=== Short exercise ===
Transcribe each line of the records below verbatim, leaving out the pictures.

=== Task inputs ===

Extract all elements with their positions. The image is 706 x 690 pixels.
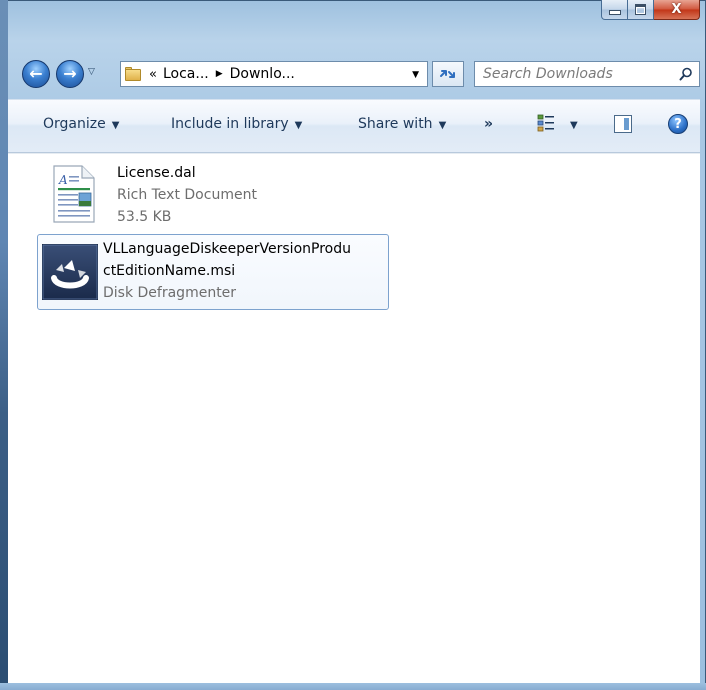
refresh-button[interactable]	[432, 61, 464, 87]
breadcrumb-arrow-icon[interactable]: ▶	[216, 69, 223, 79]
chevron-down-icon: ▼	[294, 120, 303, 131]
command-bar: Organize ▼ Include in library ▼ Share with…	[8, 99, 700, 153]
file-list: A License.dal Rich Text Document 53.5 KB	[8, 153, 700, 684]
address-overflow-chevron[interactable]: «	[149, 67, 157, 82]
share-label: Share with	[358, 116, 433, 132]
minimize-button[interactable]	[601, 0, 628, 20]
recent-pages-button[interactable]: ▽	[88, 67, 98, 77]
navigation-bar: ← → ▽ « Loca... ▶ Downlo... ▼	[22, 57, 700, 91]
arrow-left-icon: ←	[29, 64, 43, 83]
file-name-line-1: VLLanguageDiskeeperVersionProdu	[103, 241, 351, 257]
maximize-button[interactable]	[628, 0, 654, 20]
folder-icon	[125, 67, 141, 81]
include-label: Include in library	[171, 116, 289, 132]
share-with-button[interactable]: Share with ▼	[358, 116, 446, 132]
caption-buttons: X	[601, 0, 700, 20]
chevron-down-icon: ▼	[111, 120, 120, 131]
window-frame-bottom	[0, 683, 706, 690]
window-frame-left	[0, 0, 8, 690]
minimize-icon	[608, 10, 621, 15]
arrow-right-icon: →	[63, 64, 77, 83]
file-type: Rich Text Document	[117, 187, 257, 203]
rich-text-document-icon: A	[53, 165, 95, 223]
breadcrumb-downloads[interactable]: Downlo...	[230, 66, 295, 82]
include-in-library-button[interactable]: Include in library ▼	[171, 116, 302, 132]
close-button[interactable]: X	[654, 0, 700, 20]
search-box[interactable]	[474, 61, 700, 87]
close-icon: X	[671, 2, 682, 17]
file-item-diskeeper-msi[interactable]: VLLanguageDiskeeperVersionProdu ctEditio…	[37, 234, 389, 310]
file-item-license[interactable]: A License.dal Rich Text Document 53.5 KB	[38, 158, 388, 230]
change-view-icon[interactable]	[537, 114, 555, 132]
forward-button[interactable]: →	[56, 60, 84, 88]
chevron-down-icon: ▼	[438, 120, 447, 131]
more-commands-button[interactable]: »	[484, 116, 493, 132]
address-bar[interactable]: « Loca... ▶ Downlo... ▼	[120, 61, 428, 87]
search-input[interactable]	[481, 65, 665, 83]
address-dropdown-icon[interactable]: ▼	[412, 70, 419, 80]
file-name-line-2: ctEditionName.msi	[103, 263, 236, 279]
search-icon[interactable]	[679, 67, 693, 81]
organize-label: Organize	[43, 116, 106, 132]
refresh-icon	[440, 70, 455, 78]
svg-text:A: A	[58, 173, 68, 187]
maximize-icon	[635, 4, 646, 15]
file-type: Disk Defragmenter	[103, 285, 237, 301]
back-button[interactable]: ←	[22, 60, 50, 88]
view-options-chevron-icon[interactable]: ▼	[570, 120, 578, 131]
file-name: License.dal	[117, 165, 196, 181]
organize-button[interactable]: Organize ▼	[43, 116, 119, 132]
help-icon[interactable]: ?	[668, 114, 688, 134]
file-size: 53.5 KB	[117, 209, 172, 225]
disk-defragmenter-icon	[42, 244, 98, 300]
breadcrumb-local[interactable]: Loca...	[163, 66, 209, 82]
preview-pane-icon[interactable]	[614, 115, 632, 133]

=== Finished task ===
Extract all elements with their positions. The image is 706 x 690 pixels.
refresh-button[interactable]	[432, 61, 464, 87]
breadcrumb-arrow-icon[interactable]: ▶	[216, 69, 223, 79]
chevron-down-icon: ▼	[294, 120, 303, 131]
command-bar: Organize ▼ Include in library ▼ Share with…	[8, 99, 700, 153]
file-list: A License.dal Rich Text Document 53.5 KB	[8, 153, 700, 684]
address-overflow-chevron[interactable]: «	[149, 67, 157, 82]
share-label: Share with	[358, 116, 433, 132]
minimize-button[interactable]	[601, 0, 628, 20]
recent-pages-button[interactable]: ▽	[88, 67, 98, 77]
navigation-bar: ← → ▽ « Loca... ▶ Downlo... ▼	[22, 57, 700, 91]
arrow-left-icon: ←	[29, 64, 43, 83]
file-name-line-1: VLLanguageDiskeeperVersionProdu	[103, 241, 351, 257]
maximize-button[interactable]	[628, 0, 654, 20]
folder-icon	[125, 67, 141, 81]
include-label: Include in library	[171, 116, 289, 132]
share-with-button[interactable]: Share with ▼	[358, 116, 446, 132]
caption-buttons: X	[601, 0, 700, 20]
chevron-down-icon: ▼	[111, 120, 120, 131]
window-frame-bottom	[0, 683, 706, 690]
window-frame-left	[0, 0, 8, 690]
minimize-icon	[608, 10, 621, 15]
arrow-right-icon: →	[63, 64, 77, 83]
file-type: Rich Text Document	[117, 187, 257, 203]
rich-text-document-icon: A	[53, 165, 95, 223]
breadcrumb-downloads[interactable]: Downlo...	[230, 66, 295, 82]
include-in-library-button[interactable]: Include in library ▼	[171, 116, 302, 132]
close-button[interactable]: X	[654, 0, 700, 20]
search-box[interactable]	[474, 61, 700, 87]
close-icon: X	[671, 2, 682, 17]
file-item-diskeeper-msi[interactable]: VLLanguageDiskeeperVersionProdu ctEditio…	[37, 234, 389, 310]
file-item-license[interactable]: A License.dal Rich Text Document 53.5 KB	[38, 158, 388, 230]
change-view-icon[interactable]	[537, 114, 555, 132]
forward-button[interactable]: →	[56, 60, 84, 88]
chevron-down-icon: ▼	[438, 120, 447, 131]
more-commands-button[interactable]: »	[484, 116, 493, 132]
address-bar[interactable]: « Loca... ▶ Downlo... ▼	[120, 61, 428, 87]
search-input[interactable]	[481, 65, 665, 83]
address-dropdown-icon[interactable]: ▼	[412, 70, 419, 80]
file-name-line-2: ctEditionName.msi	[103, 263, 236, 279]
search-icon[interactable]	[679, 67, 693, 81]
organize-label: Organize	[43, 116, 106, 132]
refresh-icon	[440, 70, 455, 78]
svg-text:A: A	[58, 173, 68, 187]
maximize-icon	[635, 4, 646, 15]
file-type: Disk Defragmenter	[103, 285, 237, 301]
back-button[interactable]: ←	[22, 60, 50, 88]
view-options-chevron-icon[interactable]: ▼	[570, 120, 578, 131]
file-name: License.dal	[117, 165, 196, 181]
organize-button[interactable]: Organize ▼	[43, 116, 119, 132]
help-icon[interactable]: ?	[668, 114, 688, 134]
file-size: 53.5 KB	[117, 209, 172, 225]
disk-defragmenter-icon	[42, 244, 98, 300]
breadcrumb-local[interactable]: Loca...	[163, 66, 209, 82]
preview-pane-icon[interactable]	[614, 115, 632, 133]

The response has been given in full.